(Dataset records)
_ _ _ _ _ _ _
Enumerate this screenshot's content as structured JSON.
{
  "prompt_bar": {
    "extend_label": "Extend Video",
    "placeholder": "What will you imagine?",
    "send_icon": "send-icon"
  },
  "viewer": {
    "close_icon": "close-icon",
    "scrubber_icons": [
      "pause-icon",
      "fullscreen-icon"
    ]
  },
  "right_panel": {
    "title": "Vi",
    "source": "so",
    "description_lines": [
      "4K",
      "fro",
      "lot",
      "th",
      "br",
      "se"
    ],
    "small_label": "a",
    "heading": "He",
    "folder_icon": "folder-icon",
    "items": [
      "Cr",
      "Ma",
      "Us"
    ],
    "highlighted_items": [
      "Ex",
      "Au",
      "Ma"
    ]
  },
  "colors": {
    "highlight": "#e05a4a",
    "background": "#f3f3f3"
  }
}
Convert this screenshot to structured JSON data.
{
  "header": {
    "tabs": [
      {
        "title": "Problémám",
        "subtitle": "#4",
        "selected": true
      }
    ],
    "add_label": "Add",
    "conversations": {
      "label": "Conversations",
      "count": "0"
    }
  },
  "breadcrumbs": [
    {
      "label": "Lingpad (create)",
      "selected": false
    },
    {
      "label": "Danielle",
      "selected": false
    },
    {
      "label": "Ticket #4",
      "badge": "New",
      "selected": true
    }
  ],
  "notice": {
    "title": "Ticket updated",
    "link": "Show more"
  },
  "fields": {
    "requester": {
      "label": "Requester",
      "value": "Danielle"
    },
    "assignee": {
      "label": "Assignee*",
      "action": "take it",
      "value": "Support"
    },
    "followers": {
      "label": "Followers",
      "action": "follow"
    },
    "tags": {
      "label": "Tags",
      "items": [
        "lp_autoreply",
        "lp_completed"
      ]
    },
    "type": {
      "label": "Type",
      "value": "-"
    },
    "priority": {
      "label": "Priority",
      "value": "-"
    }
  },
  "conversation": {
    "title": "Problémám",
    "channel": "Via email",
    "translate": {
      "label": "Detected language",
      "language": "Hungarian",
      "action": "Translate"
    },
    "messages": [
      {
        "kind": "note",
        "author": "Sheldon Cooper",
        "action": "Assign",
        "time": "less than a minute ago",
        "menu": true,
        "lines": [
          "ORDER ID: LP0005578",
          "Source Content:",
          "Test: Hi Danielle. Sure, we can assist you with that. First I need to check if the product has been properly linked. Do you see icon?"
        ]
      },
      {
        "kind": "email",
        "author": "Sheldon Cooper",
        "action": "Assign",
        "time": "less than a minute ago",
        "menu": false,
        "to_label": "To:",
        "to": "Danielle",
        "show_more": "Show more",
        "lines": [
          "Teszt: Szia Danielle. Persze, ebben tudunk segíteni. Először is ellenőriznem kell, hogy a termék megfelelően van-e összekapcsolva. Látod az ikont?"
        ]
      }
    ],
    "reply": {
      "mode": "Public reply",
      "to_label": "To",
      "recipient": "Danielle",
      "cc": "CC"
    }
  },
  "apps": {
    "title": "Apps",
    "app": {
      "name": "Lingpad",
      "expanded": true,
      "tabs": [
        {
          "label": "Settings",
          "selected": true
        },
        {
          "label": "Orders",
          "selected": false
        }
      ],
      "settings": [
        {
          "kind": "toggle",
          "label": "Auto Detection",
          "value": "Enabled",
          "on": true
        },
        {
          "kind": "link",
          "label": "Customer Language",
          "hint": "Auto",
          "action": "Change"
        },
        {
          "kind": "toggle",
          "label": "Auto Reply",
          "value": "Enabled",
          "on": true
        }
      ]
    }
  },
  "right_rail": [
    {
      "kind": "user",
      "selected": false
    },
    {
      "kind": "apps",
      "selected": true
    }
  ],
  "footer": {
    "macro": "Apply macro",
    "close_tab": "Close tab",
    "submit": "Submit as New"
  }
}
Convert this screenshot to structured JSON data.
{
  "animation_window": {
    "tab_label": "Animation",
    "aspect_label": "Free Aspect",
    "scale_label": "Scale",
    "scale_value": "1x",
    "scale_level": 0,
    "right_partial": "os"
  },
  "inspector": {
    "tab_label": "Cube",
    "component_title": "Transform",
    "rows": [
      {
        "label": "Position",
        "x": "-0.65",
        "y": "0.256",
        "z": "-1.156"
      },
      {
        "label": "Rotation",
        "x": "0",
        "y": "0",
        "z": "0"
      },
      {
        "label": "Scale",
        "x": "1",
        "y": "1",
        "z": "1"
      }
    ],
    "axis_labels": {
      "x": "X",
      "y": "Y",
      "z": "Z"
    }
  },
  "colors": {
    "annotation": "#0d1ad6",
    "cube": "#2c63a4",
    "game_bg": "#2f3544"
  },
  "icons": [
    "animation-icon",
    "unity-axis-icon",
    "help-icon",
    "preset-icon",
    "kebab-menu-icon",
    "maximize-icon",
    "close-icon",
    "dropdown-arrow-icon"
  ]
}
_ _ _ _ _ _ _
Exercise prompt: Exactly as written above, please repeat the entries.

Response to this exercise:
Enumerate this screenshot's content as structured JSON.
{
  "prompt_bar": {
    "extend_label": "Extend Video",
    "placeholder": "What will you imagine?",
    "send_icon": "send-icon"
  },
  "viewer": {
    "close_icon": "close-icon",
    "scrubber_icons": [
      "pause-icon",
      "fullscreen-icon"
    ]
  },
  "right_panel": {
    "title": "Vi",
    "source": "so",
    "description_lines": [
      "4K",
      "fro",
      "lot",
      "th",
      "br",
      "se"
    ],
    "small_label": "a",
    "heading": "He",
    "folder_icon": "folder-icon",
    "items": [
      "Cr",
      "Ma",
      "Us"
    ],
    "highlighted_items": [
      "Ex",
      "Au",
      "Ma"
    ]
  },
  "colors": {
    "highlight": "#e05a4a",
    "background": "#f3f3f3"
  }
}
Convert this screenshot to structured JSON data.
{
  "header": {
    "tabs": [
      {
        "title": "Problémám",
        "subtitle": "#4",
        "selected": true
      }
    ],
    "add_label": "Add",
    "conversations": {
      "label": "Conversations",
      "count": "0"
    }
  },
  "breadcrumbs": [
    {
      "label": "Lingpad (create)",
      "selected": false
    },
    {
      "label": "Danielle",
      "selected": false
    },
    {
      "label": "Ticket #4",
      "badge": "New",
      "selected": true
    }
  ],
  "notice": {
    "title": "Ticket updated",
    "link": "Show more"
  },
  "fields": {
    "requester": {
      "label": "Requester",
      "value": "Danielle"
    },
    "assignee": {
      "label": "Assignee*",
      "action": "take it",
      "value": "Support"
    },
    "followers": {
      "label": "Followers",
      "action": "follow"
    },
    "tags": {
      "label": "Tags",
      "items": [
        "lp_autoreply",
        "lp_completed"
      ]
    },
    "type": {
      "label": "Type",
      "value": "-"
    },
    "priority": {
      "label": "Priority",
      "value": "-"
    }
  },
  "conversation": {
    "title": "Problémám",
    "channel": "Via email",
    "translate": {
      "label": "Detected language",
      "language": "Hungarian",
      "action": "Translate"
    },
    "messages": [
      {
        "kind": "note",
        "author": "Sheldon Cooper",
        "action": "Assign",
        "time": "less than a minute ago",
        "menu": true,
        "lines": [
          "ORDER ID: LP0005578",
          "Source Content:",
          "Test: Hi Danielle. Sure, we can assist you with that. First I need to check if the product has been properly linked. Do you see icon?"
        ]
      },
      {
        "kind": "email",
        "author": "Sheldon Cooper",
        "action": "Assign",
        "time": "less than a minute ago",
        "menu": false,
        "to_label": "To:",
        "to": "Danielle",
        "show_more": "Show more",
        "lines": [
          "Teszt: Szia Danielle. Persze, ebben tudunk segíteni. Először is ellenőriznem kell, hogy a termék megfelelően van-e összekapcsolva. Látod az ikont?"
        ]
      }
    ],
    "reply": {
      "mode": "Public reply",
      "to_label": "To",
      "recipient": "Danielle",
      "cc": "CC"
    }
  },
  "apps": {
    "title": "Apps",
    "app": {
      "name": "Lingpad",
      "expanded": true,
      "tabs": [
        {
          "label": "Settings",
          "selected": true
        },
        {
          "label": "Orders",
          "selected": false
        }
      ],
      "settings": [
        {
          "kind": "toggle",
          "label": "Auto Detection",
          "value": "Enabled",
          "on": true
        },
        {
          "kind": "link",
          "label": "Customer Language",
          "hint": "Auto",
          "action": "Change"
        },
        {
          "kind": "toggle",
          "label": "Auto Reply",
          "value": "Enabled",
          "on": true
        }
      ]
    }
  },
  "right_rail": [
    {
      "kind": "user",
      "selected": false
    },
    {
      "kind": "apps",
      "selected": true
    }
  ],
  "footer": {
    "macro": "Apply macro",
    "close_tab": "Close tab",
    "submit": "Submit as New"
  }
}
Convert this screenshot to structured JSON data.
{
  "animation_window": {
    "tab_label": "Animation",
    "aspect_label": "Free Aspect",
    "scale_label": "Scale",
    "scale_value": "1x",
    "scale_level": 0,
    "right_partial": "os"
  },
  "inspector": {
    "tab_label": "Cube",
    "component_title": "Transform",
    "rows": [
      {
        "label": "Position",
        "x": "-0.65",
        "y": "0.256",
        "z": "-1.156"
      },
      {
        "label": "Rotation",
        "x": "0",
        "y": "0",
        "z": "0"
      },
      {
        "label": "Scale",
        "x": "1",
        "y": "1",
        "z": "1"
      }
    ],
    "axis_labels": {
      "x": "X",
      "y": "Y",
      "z": "Z"
    }
  },
  "colors": {
    "annotation": "#0d1ad6",
    "cube": "#2c63a4",
    "game_bg": "#2f3544"
  },
  "icons": [
    "animation-icon",
    "unity-axis-icon",
    "help-icon",
    "preset-icon",
    "kebab-menu-icon",
    "maximize-icon",
    "close-icon",
    "dropdown-arrow-icon"
  ]
}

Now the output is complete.